Start of Supplied data
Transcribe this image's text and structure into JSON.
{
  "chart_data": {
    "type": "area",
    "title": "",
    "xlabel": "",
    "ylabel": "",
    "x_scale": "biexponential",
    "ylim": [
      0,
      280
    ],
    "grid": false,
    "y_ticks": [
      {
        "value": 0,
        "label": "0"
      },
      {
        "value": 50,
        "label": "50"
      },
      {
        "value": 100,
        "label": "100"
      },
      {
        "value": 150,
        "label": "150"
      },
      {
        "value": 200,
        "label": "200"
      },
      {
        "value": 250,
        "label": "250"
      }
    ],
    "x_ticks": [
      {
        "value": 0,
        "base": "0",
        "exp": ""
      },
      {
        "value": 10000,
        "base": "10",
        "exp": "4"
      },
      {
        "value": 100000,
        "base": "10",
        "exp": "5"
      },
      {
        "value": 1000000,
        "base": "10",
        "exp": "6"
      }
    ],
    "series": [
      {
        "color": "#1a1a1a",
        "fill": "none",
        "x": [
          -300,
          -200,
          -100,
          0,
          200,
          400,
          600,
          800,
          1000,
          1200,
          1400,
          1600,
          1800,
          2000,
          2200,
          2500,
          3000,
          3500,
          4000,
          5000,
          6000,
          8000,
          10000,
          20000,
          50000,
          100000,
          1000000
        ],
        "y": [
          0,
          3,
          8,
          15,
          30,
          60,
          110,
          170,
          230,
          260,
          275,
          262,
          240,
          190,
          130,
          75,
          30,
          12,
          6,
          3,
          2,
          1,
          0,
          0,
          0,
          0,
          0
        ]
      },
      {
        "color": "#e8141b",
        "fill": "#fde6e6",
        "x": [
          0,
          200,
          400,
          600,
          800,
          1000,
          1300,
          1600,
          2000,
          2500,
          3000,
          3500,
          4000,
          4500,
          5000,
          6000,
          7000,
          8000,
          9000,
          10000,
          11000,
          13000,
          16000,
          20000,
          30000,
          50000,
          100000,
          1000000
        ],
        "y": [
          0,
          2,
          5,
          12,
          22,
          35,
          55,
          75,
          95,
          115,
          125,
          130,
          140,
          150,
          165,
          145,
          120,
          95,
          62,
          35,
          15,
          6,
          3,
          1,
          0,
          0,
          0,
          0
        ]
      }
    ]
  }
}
End of Supplied data
**Exercise goal**
Faithfully copy every entry, leaving nothing out.

**Solution to this task**
Transcribe this image's text and structure into JSON.
{
  "chart_data": {
    "type": "area",
    "title": "",
    "xlabel": "",
    "ylabel": "",
    "x_scale": "biexponential",
    "ylim": [
      0,
      280
    ],
    "grid": false,
    "y_ticks": [
      {
        "value": 0,
        "label": "0"
      },
      {
        "value": 50,
        "label": "50"
      },
      {
        "value": 100,
        "label": "100"
      },
      {
        "value": 150,
        "label": "150"
      },
      {
        "value": 200,
        "label": "200"
      },
      {
        "value": 250,
        "label": "250"
      }
    ],
    "x_ticks": [
      {
        "value": 0,
        "base": "0",
        "exp": ""
      },
      {
        "value": 10000,
        "base": "10",
        "exp": "4"
      },
      {
        "value": 100000,
        "base": "10",
        "exp": "5"
      },
      {
        "value": 1000000,
        "base": "10",
        "exp": "6"
      }
    ],
    "series": [
      {
        "color": "#1a1a1a",
        "fill": "none",
        "x": [
          -300,
          -200,
          -100,
          0,
          200,
          400,
          600,
          800,
          1000,
          1200,
          1400,
          1600,
          1800,
          2000,
          2200,
          2500,
          3000,
          3500,
          4000,
          5000,
          6000,
          8000,
          10000,
          20000,
          50000,
          100000,
          1000000
        ],
        "y": [
          0,
          3,
          8,
          15,
          30,
          60,
          110,
          170,
          230,
          260,
          275,
          262,
          240,
          190,
          130,
          75,
          30,
          12,
          6,
          3,
          2,
          1,
          0,
          0,
          0,
          0,
          0
        ]
      },
      {
        "color": "#e8141b",
        "fill": "#fde6e6",
        "x": [
          0,
          200,
          400,
          600,
          800,
          1000,
          1300,
          1600,
          2000,
          2500,
          3000,
          3500,
          4000,
          4500,
          5000,
          6000,
          7000,
          8000,
          9000,
          10000,
          11000,
          13000,
          16000,
          20000,
          30000,
          50000,
          100000,
          1000000
        ],
        "y": [
          0,
          2,
          5,
          12,
          22,
          35,
          55,
          75,
          95,
          115,
          125,
          130,
          140,
          150,
          165,
          145,
          120,
          95,
          62,
          35,
          15,
          6,
          3,
          1,
          0,
          0,
          0,
          0
        ]
      }
    ]
  }
}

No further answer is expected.